Leave out the pictures and repeat the rest of the material exactly.

########

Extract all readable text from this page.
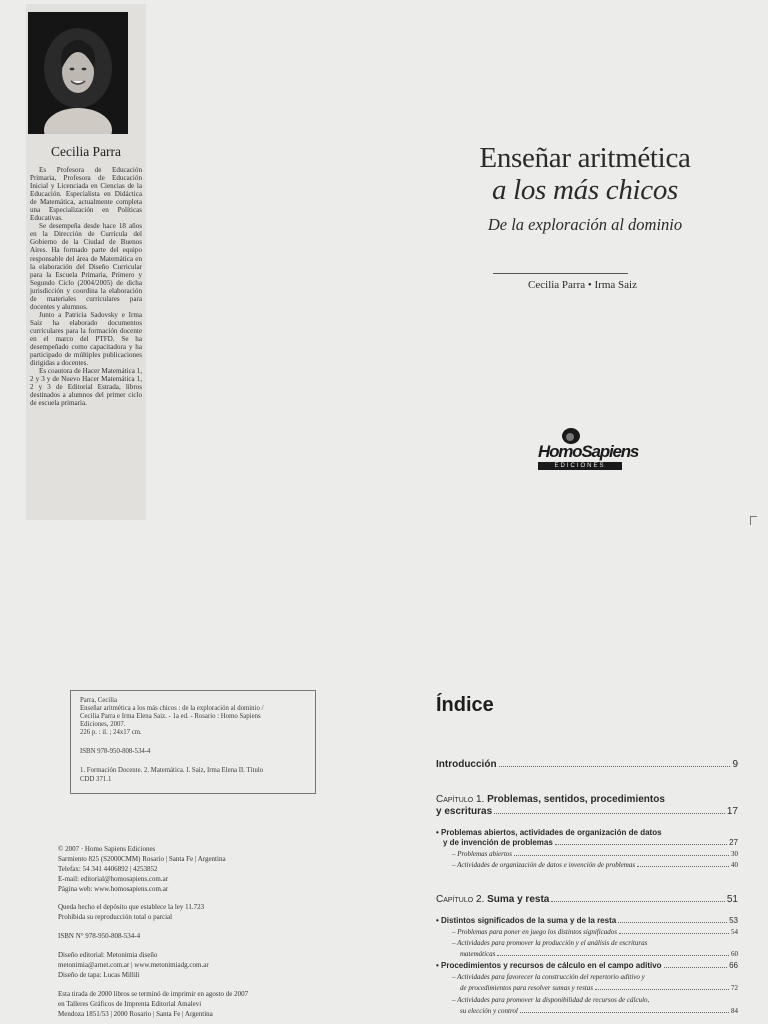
Cecilia Parra

Es Profesora de Educación Primaria, Profesora de Educación Inicial y Licenciada en Ciencias de la Educación. Especialista en Didáctica de Matemática, actualmente completa una Especialización en Políticas Educativas.

Se desempeña desde hace 18 años en la Dirección de Currícula del Gobierno de la Ciudad de Buenos Aires. Ha formado parte del equipo responsable del área de Matemática en la elaboración del Diseño Curricular para la Escuela Primaria, Primero y Segundo Ciclo (2004/2005) de dicha jurisdicción y coordina la elaboración de materiales curriculares para docentes y alumnos.

Junto a Patricia Sadovsky e Irma Saiz ha elaborado documentos curriculares para la formación docente en el marco del PTFD. Se ha desempeñado como capacitadora y ha participado de múltiples publicaciones dirigidas a docentes.

Es coautora de Hacer Matemática 1, 2 y 3 y de Nuevo Hacer Matemática 1, 2 y 3 de Editorial Estrada, libros destinados a alumnos del primer ciclo de escuela primaria.

Enseñar aritmética
a los más chicos
De la exploración al dominio
Cecilia Parra • Irma Saiz
HomoSapiens
EDICIONES
Parra, Cecilia
Enseñar aritmética a los más chicos : de la exploración al dominio /
Cecilia Parra e Irma Elena Saiz. - 1a ed. - Rosario : Homo Sapiens
Ediciones, 2007.
226 p. : il. ; 24x17 cm.
ISBN 978-950-808-534-4
1. Formación Docente. 2. Matemática. I. Saiz, Irma Elena II. Título
CDD 371.1
© 2007 · Homo Sapiens Ediciones
Sarmiento 825 (S2000CMM) Rosario | Santa Fe | Argentina
Telefax: 54 341 4406892 | 4253852
E-mail: editorial@homosapiens.com.ar
Página web: www.homosapiens.com.ar
Queda hecho el depósito que establece la ley 11.723
Prohibida su reproducción total o parcial
ISBN N° 978-950-808-534-4
Diseño editorial: Metonimia diseño
metonimia@arnet.com.ar | www.metonimiadg.com.ar
Diseño de tapa: Lucas Millili
Esta tirada de 2000 libros se terminó de imprimir en agosto de 2007
en Talleres Gráficos de Imprenta Editorial Amalevi
Mendoza 1851/53 | 2000 Rosario | Santa Fe | Argentina
Índice
Introducción	9
Capítulo 1. Problemas, sentidos, procedimientos
y escrituras	17
• Problemas abiertos, actividades de organización de datos
y de invención de problemas	27
– Problemas abiertos	30
– Actividades de organización de datos e invención de problemas	40
Capítulo 2. Suma y resta	51
• Distintos significados de la suma y de la resta	53
– Problemas para poner en juego los distintos significados	54
– Actividades para promover la producción y el análisis de escrituras
matemáticas	60
• Procedimientos y recursos de cálculo en el campo aditivo	66
– Actividades para favorecer la construcción del repertorio aditivo y
de procedimientos para resolver sumas y restas	72
– Actividades para promover la disponibilidad de recursos de cálculo,
su elección y control	84
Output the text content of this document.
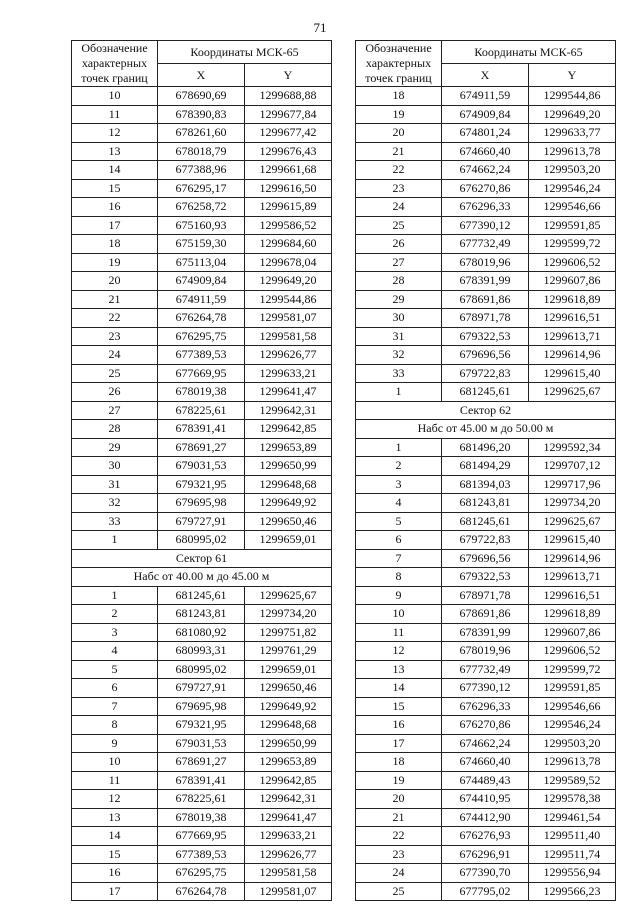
71
Обозначение характерных точек границ	Координаты МСК-65	
	X	Y
10	678690,69	1299688,88
11	678390,83	1299677,84
12	678261,60	1299677,42
13	678018,79	1299676,43
14	677388,96	1299661,68
15	676295,17	1299616,50
16	676258,72	1299615,89
17	675160,93	1299586,52
18	675159,30	1299684,60
19	675113,04	1299678,04
20	674909,84	1299649,20
21	674911,59	1299544,86
22	676264,78	1299581,07
23	676295,75	1299581,58
24	677389,53	1299626,77
25	677669,95	1299633,21
26	678019,38	1299641,47
27	678225,61	1299642,31
28	678391,41	1299642,85
29	678691,27	1299653,89
30	679031,53	1299650,99
31	679321,95	1299648,68
32	679695,98	1299649,92
33	679727,91	1299650,46
1	680995,02	1299659,01
Сектор 61		
Набс от 40.00 м до 45.00 м		
1	681245,61	1299625,67
2	681243,81	1299734,20
3	681080,92	1299751,82
4	680993,31	1299761,29
5	680995,02	1299659,01
6	679727,91	1299650,46
7	679695,98	1299649,92
8	679321,95	1299648,68
9	679031,53	1299650,99
10	678691,27	1299653,89
11	678391,41	1299642,85
12	678225,61	1299642,31
13	678019,38	1299641,47
14	677669,95	1299633,21
15	677389,53	1299626,77
16	676295,75	1299581,58
17	676264,78	1299581,07
Обозначение характерных точек границ	Координаты МСК-65	
	X	Y
18	674911,59	1299544,86
19	674909,84	1299649,20
20	674801,24	1299633,77
21	674660,40	1299613,78
22	674662,24	1299503,20
23	676270,86	1299546,24
24	676296,33	1299546,66
25	677390,12	1299591,85
26	677732,49	1299599,72
27	678019,96	1299606,52
28	678391,99	1299607,86
29	678691,86	1299618,89
30	678971,78	1299616,51
31	679322,53	1299613,71
32	679696,56	1299614,96
33	679722,83	1299615,40
1	681245,61	1299625,67
Сектор 62		
Набс от 45.00 м до 50.00 м		
1	681496,20	1299592,34
2	681494,29	1299707,12
3	681394,03	1299717,96
4	681243,81	1299734,20
5	681245,61	1299625,67
6	679722,83	1299615,40
7	679696,56	1299614,96
8	679322,53	1299613,71
9	678971,78	1299616,51
10	678691,86	1299618,89
11	678391,99	1299607,86
12	678019,96	1299606,52
13	677732,49	1299599,72
14	677390,12	1299591,85
15	676296,33	1299546,66
16	676270,86	1299546,24
17	674662,24	1299503,20
18	674660,40	1299613,78
19	674489,43	1299589,52
20	674410,95	1299578,38
21	674412,90	1299461,54
22	676276,93	1299511,40
23	676296,91	1299511,74
24	677390,70	1299556,94
25	677795,02	1299566,23
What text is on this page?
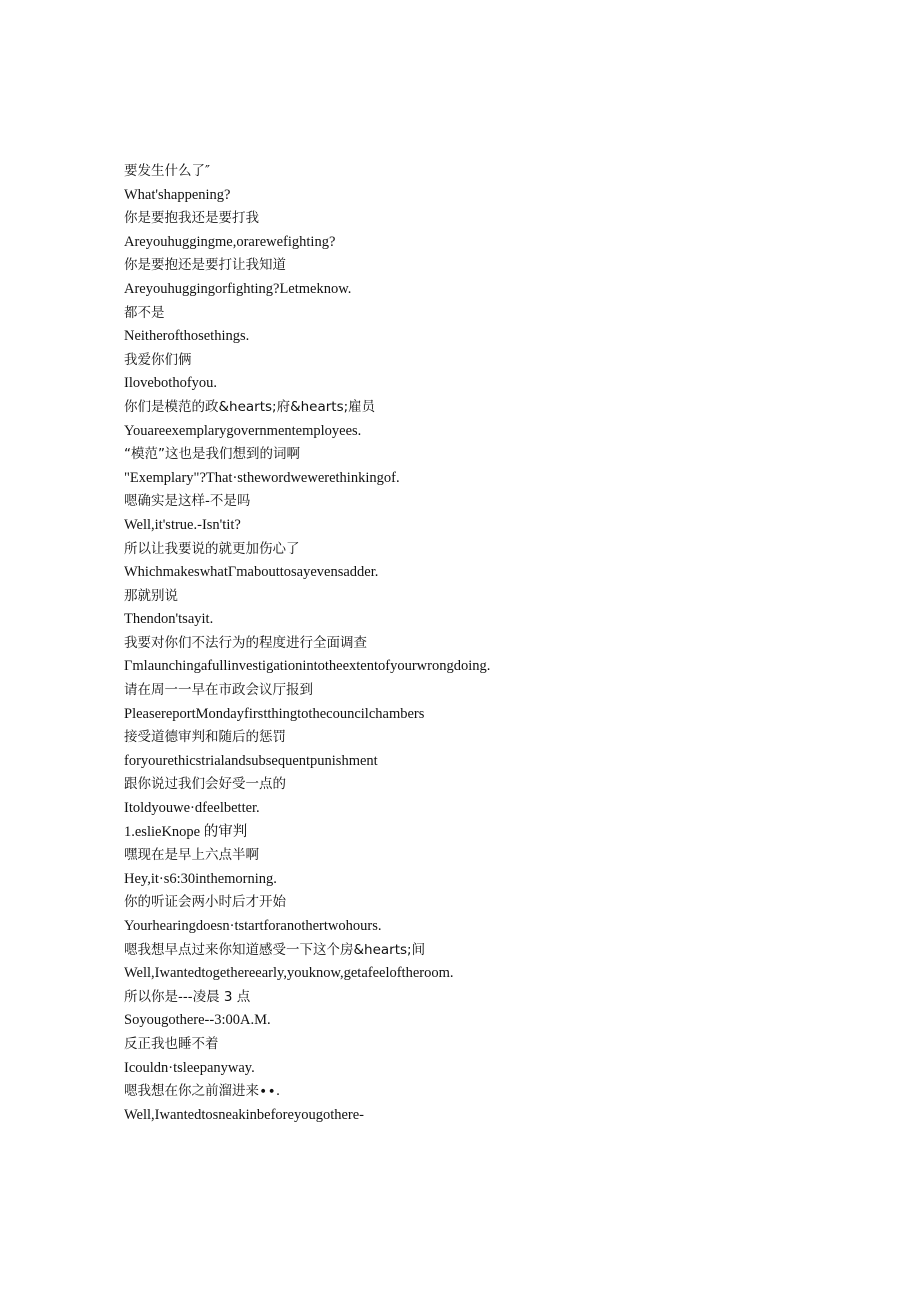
要发生什么了″
What'shappening?
你是要抱我还是要打我
Areyouhuggingme,orarewefighting?
你是要抱还是要打让我知道
Areyouhuggingorfighting?Letmeknow.
都不是
Neitherofthosethings.
我爱你们俩
Ilovebothofyou.
你们是模范的政&hearts;府&hearts;雇员
Youareexemplarygovernmentemployees.
“模范”这也是我们想到的词啊
"Exemplary"?That·sthewordwewerethinkingof.
嗯确实是这样-不是吗
Well,it'strue.-Isn'tit?
所以让我要说的就更加伤心了
WhichmakeswhatΓmabouttosayevensadder.
那就别说
Thendon'tsayit.
我要对你们不法行为的程度进行全面调查
Γmlaunchingafullinvestigationintotheextentofyourwrongdoing.
请在周一一早在市政会议厅报到
PleasereportMondayfirstthingtothecouncilchambers
接受道德审判和随后的惩罚
foryourethicstrialandsubsequentpunishment
跟你说过我们会好受一点的
Itoldyouwe·dfeelbetter.
1.eslieKnope 的审判
嘿现在是早上六点半啊
Hey,it·s6:30inthemorning.
你的听证会两小时后才开始
Yourhearingdoesn·tstartforanothertwohours.
嗯我想早点过来你知道感受一下这个房&hearts;间
Well,Iwantedtogethereearly,youknow,getafeeloftheroom.
所以你是---凌晨 3 点
Soyougothere--3:00A.M.
反正我也睡不着
Icouldn·tsleepanyway.
嗯我想在你之前溜进来∙∙.
Well,Iwantedtosneakinbeforeyougothere-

########

Correct result:
Extract all readable text from this page.
Cecilia Parra

Es Profesora de Educación Primaria, Profesora de Educación Inicial y Licenciada en Ciencias de la Educación. Especialista en Didáctica de Matemática, actualmente completa una Especialización en Políticas Educativas.

Se desempeña desde hace 18 años en la Dirección de Currícula del Gobierno de la Ciudad de Buenos Aires. Ha formado parte del equipo responsable del área de Matemática en la elaboración del Diseño Curricular para la Escuela Primaria, Primero y Segundo Ciclo (2004/2005) de dicha jurisdicción y coordina la elaboración de materiales curriculares para docentes y alumnos.

Junto a Patricia Sadovsky e Irma Saiz ha elaborado documentos curriculares para la formación docente en el marco del PTFD. Se ha desempeñado como capacitadora y ha participado de múltiples publicaciones dirigidas a docentes.

Es coautora de Hacer Matemática 1, 2 y 3 y de Nuevo Hacer Matemática 1, 2 y 3 de Editorial Estrada, libros destinados a alumnos del primer ciclo de escuela primaria.

Enseñar aritmética
a los más chicos
De la exploración al dominio
Cecilia Parra • Irma Saiz
HomoSapiens
EDICIONES
Parra, Cecilia
Enseñar aritmética a los más chicos : de la exploración al dominio /
Cecilia Parra e Irma Elena Saiz. - 1a ed. - Rosario : Homo Sapiens
Ediciones, 2007.
226 p. : il. ; 24x17 cm.
ISBN 978-950-808-534-4
1. Formación Docente. 2. Matemática. I. Saiz, Irma Elena II. Título
CDD 371.1
© 2007 · Homo Sapiens Ediciones
Sarmiento 825 (S2000CMM) Rosario | Santa Fe | Argentina
Telefax: 54 341 4406892 | 4253852
E-mail: editorial@homosapiens.com.ar
Página web: www.homosapiens.com.ar
Queda hecho el depósito que establece la ley 11.723
Prohibida su reproducción total o parcial
ISBN N° 978-950-808-534-4
Diseño editorial: Metonimia diseño
metonimia@arnet.com.ar | www.metonimiadg.com.ar
Diseño de tapa: Lucas Millili
Esta tirada de 2000 libros se terminó de imprimir en agosto de 2007
en Talleres Gráficos de Imprenta Editorial Amalevi
Mendoza 1851/53 | 2000 Rosario | Santa Fe | Argentina
Índice
Introducción	9
Capítulo 1. Problemas, sentidos, procedimientos
y escrituras	17
• Problemas abiertos, actividades de organización de datos
y de invención de problemas	27
– Problemas abiertos	30
– Actividades de organización de datos e invención de problemas	40
Capítulo 2. Suma y resta	51
• Distintos significados de la suma y de la resta	53
– Problemas para poner en juego los distintos significados	54
– Actividades para promover la producción y el análisis de escrituras
matemáticas	60
• Procedimientos y recursos de cálculo en el campo aditivo	66
– Actividades para favorecer la construcción del repertorio aditivo y
de procedimientos para resolver sumas y restas	72
– Actividades para promover la disponibilidad de recursos de cálculo,
su elección y control	84
Output the text content of this document.
71
Обозначение характерных точек границ	Координаты МСК-65	
	X	Y
10	678690,69	1299688,88
11	678390,83	1299677,84
12	678261,60	1299677,42
13	678018,79	1299676,43
14	677388,96	1299661,68
15	676295,17	1299616,50
16	676258,72	1299615,89
17	675160,93	1299586,52
18	675159,30	1299684,60
19	675113,04	1299678,04
20	674909,84	1299649,20
21	674911,59	1299544,86
22	676264,78	1299581,07
23	676295,75	1299581,58
24	677389,53	1299626,77
25	677669,95	1299633,21
26	678019,38	1299641,47
27	678225,61	1299642,31
28	678391,41	1299642,85
29	678691,27	1299653,89
30	679031,53	1299650,99
31	679321,95	1299648,68
32	679695,98	1299649,92
33	679727,91	1299650,46
1	680995,02	1299659,01
Сектор 61		
Набс от 40.00 м до 45.00 м		
1	681245,61	1299625,67
2	681243,81	1299734,20
3	681080,92	1299751,82
4	680993,31	1299761,29
5	680995,02	1299659,01
6	679727,91	1299650,46
7	679695,98	1299649,92
8	679321,95	1299648,68
9	679031,53	1299650,99
10	678691,27	1299653,89
11	678391,41	1299642,85
12	678225,61	1299642,31
13	678019,38	1299641,47
14	677669,95	1299633,21
15	677389,53	1299626,77
16	676295,75	1299581,58
17	676264,78	1299581,07
Обозначение характерных точек границ	Координаты МСК-65	
	X	Y
18	674911,59	1299544,86
19	674909,84	1299649,20
20	674801,24	1299633,77
21	674660,40	1299613,78
22	674662,24	1299503,20
23	676270,86	1299546,24
24	676296,33	1299546,66
25	677390,12	1299591,85
26	677732,49	1299599,72
27	678019,96	1299606,52
28	678391,99	1299607,86
29	678691,86	1299618,89
30	678971,78	1299616,51
31	679322,53	1299613,71
32	679696,56	1299614,96
33	679722,83	1299615,40
1	681245,61	1299625,67
Сектор 62		
Набс от 45.00 м до 50.00 м		
1	681496,20	1299592,34
2	681494,29	1299707,12
3	681394,03	1299717,96
4	681243,81	1299734,20
5	681245,61	1299625,67
6	679722,83	1299615,40
7	679696,56	1299614,96
8	679322,53	1299613,71
9	678971,78	1299616,51
10	678691,86	1299618,89
11	678391,99	1299607,86
12	678019,96	1299606,52
13	677732,49	1299599,72
14	677390,12	1299591,85
15	676296,33	1299546,66
16	676270,86	1299546,24
17	674662,24	1299503,20
18	674660,40	1299613,78
19	674489,43	1299589,52
20	674410,95	1299578,38
21	674412,90	1299461,54
22	676276,93	1299511,40
23	676296,91	1299511,74
24	677390,70	1299556,94
25	677795,02	1299566,23
What text is on this page?
要发生什么了″
What'shappening?
你是要抱我还是要打我
Areyouhuggingme,orarewefighting?
你是要抱还是要打让我知道
Areyouhuggingorfighting?Letmeknow.
都不是
Neitherofthosethings.
我爱你们俩
Ilovebothofyou.
你们是模范的政&hearts;府&hearts;雇员
Youareexemplarygovernmentemployees.
“模范”这也是我们想到的词啊
"Exemplary"?That·sthewordwewerethinkingof.
嗯确实是这样-不是吗
Well,it'strue.-Isn'tit?
所以让我要说的就更加伤心了
WhichmakeswhatΓmabouttosayevensadder.
那就别说
Thendon'tsayit.
我要对你们不法行为的程度进行全面调查
Γmlaunchingafullinvestigationintotheextentofyourwrongdoing.
请在周一一早在市政会议厅报到
PleasereportMondayfirstthingtothecouncilchambers
接受道德审判和随后的惩罚
foryourethicstrialandsubsequentpunishment
跟你说过我们会好受一点的
Itoldyouwe·dfeelbetter.
1.eslieKnope 的审判
嘿现在是早上六点半啊
Hey,it·s6:30inthemorning.
你的听证会两小时后才开始
Yourhearingdoesn·tstartforanothertwohours.
嗯我想早点过来你知道感受一下这个房&hearts;间
Well,Iwantedtogethereearly,youknow,getafeeloftheroom.
所以你是---凌晨 3 点
Soyougothere--3:00A.M.
反正我也睡不着
Icouldn·tsleepanyway.
嗯我想在你之前溜进来∙∙.
Well,Iwantedtosneakinbeforeyougothere-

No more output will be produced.